> [Given problem 1] In the Wild West show script, write out the passage starting with "Announcer #5: Riding" and going on through "if you please!", word for word.
> [Given problem 2] In the Wild West show script, how long did Pony Express delivery from the Mississippi River to California take?

> [Reading passage]
--*--

Jesse James: Me? I’m Jesse James, the most feared bank robber the West has ever known. I’ve robbed more than 25 banks and killed many innocent people in cold blood!
John Wesley Hardin: I’m John Wesley Hardin, the deadliest gunfighter ever. I am so mean, I once shot a man just because he snored!

Belle Starr: I am Belle Starr, also known as the Bandit Queen. I am a robber and a horse and cattle thief. I can shoot a bumblebee off a flower at thirty yards!

Announcer #5: This stagecoach made the run between Deadwood and Cheyenne and earned an immortal place in American history. Here’s our driver for today, Stagecoach Mary Fields...

Stagecoach Mary: I’m just about the toughest stagecoach driver who ever lived. I’m a crack shot with a revolver, and you don’t want to get on my bad side when I’ve got my whip in my hand!

Announcer #5: Riding shotgun is Bat Masterson, one of the most famous sheriffs in Western history.

Bat: I served as city marshal of Trinidad, Colorado. I also write a column on boxing for a New York newspaper, the Morning Telegraph. So I know how to handle my fists!

Announcer #5: For extra security, we have two undercover agents from Pinkerton’s Detective Agency. The first private detective agency in the world, Pinkerton's captured the Reno brothers and solved many other crimes. Say a few words to the audience, if you please!

Two detectives: Mmm.

Announcer #5: It is always our custom to invite one or two celebrity passengers to take a ride upon the stagecoach during the show... (To a teacher or staff member) Would you please be our guest this afternoon? Thank you very much! Folks, how about a hand for our volunteer! Okay, is the coach team ready? Let’s begin... (etc.)

(Lots of shenanigans with running narration)

7. THE ONE AND ONLY PONY EXPRESS
Rider #1: Now we will have a demonstration of the wonderful Pony Express!

Rider #2: The great William Russell started the Pony Express to move mail quickly across the West before railroads and telegraph lines crossed the continent.

Rider #1: The Pony Express worked like a gigantic relay race as young riders carried mail from station to station. Delivery from the Mississippi River to California took only ten days or sometimes even less.

Rider #2: The riders covered 200 miles a day!

Rider #1: Today we will demonstrate the methods of the Pony Express.

Announcer #1: We will transfer a mail package from one rider to another in true Pony Express fashion.

Announcer #2: In previous trials, these riders have set a record of 20 seconds for the entire route from start to finish.

Announcer #4: Will they be able to beat that time? We will soon see! Audience, you can help us count the time!

Announcers 1, 2 & 4: Ready, set, GO! 1... 2... 3... 4... (etc.)

(Shenanigans)


8. TOURING THE CAPITALS OF EUROPE
Announcer #6: Many famous people visited Buffalo Bill’s exhibition. Thomas Edison, William Tecumseh Sherman, and Susan B. Anthony all loved Buffalo Bill’s Wild West.

Barnum: Well, if it isn’t Mark Twain, the author of “Tom Sawyer” and “Huckleberry Finn!”

Twain: And aren’t you P.T. Barnum, the founder of the most famous circus in history?

Barnum: Yes, sir! I discovered General Tom Thumb, the world’s smallest man... and Jumbo, the world’s biggest elephant.

Twain: What are you doing at the Wild West Show? I heard that you despise any show that competes with your circus!

--*--

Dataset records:
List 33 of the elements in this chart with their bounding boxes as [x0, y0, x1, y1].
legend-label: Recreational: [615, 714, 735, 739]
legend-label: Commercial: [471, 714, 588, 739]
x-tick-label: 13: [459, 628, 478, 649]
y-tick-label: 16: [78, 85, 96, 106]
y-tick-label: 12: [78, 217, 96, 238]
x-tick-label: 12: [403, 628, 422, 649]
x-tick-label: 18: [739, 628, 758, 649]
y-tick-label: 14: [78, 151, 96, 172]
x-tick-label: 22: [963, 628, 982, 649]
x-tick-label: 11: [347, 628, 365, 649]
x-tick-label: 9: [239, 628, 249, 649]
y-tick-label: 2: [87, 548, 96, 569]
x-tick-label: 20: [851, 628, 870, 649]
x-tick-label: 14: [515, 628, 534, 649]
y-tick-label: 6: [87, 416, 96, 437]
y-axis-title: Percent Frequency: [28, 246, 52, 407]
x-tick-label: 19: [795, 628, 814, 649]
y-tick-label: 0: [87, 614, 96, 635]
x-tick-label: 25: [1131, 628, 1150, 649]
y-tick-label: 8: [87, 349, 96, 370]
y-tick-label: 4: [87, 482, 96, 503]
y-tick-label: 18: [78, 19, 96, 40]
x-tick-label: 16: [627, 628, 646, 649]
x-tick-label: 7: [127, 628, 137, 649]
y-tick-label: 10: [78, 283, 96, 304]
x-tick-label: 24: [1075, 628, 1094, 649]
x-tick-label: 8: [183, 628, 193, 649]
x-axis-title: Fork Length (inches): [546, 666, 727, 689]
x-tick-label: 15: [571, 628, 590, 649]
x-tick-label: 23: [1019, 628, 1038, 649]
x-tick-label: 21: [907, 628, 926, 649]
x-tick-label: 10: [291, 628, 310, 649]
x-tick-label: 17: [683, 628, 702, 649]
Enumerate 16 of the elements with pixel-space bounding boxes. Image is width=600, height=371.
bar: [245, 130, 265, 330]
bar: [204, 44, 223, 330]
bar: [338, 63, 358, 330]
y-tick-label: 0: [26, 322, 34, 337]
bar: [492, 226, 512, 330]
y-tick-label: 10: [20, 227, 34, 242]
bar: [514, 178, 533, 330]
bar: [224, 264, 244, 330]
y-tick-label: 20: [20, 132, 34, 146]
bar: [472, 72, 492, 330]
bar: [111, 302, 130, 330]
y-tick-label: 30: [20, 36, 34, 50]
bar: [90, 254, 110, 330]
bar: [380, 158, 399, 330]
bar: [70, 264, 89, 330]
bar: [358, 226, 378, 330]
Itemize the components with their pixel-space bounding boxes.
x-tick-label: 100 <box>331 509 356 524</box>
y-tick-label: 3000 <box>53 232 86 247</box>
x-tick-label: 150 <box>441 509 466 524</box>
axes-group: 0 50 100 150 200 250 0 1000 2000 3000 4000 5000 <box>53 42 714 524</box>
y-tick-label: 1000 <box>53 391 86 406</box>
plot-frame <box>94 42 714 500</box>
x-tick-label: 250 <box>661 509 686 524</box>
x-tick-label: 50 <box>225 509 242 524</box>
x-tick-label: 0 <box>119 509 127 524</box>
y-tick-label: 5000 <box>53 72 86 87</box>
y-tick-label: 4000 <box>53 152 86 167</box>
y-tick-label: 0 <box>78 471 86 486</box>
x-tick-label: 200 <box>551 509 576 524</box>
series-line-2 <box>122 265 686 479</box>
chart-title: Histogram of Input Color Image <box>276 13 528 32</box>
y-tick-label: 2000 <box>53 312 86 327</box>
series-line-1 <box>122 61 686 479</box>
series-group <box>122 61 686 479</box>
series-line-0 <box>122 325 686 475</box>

--*--

> [Correct output 1]
Announcer #5: Riding shotgun is Bat Masterson, one of the most famous sheriffs in Western history.

Bat: I served as city marshal of Trinidad, Colorado. I also write a column on boxing for a New York newspaper, the Morning Telegraph. So I know how to handle my fists!

Announcer #5: For extra security, we have two undercover agents from Pinkerton’s Detective Agency. The first private detective agency in the world, Pinkerton's captured the Reno brothers and solved many other crimes. Say a few words to the audience, if you please!

> [Correct output 2] It took only ten days, or sometimes even less.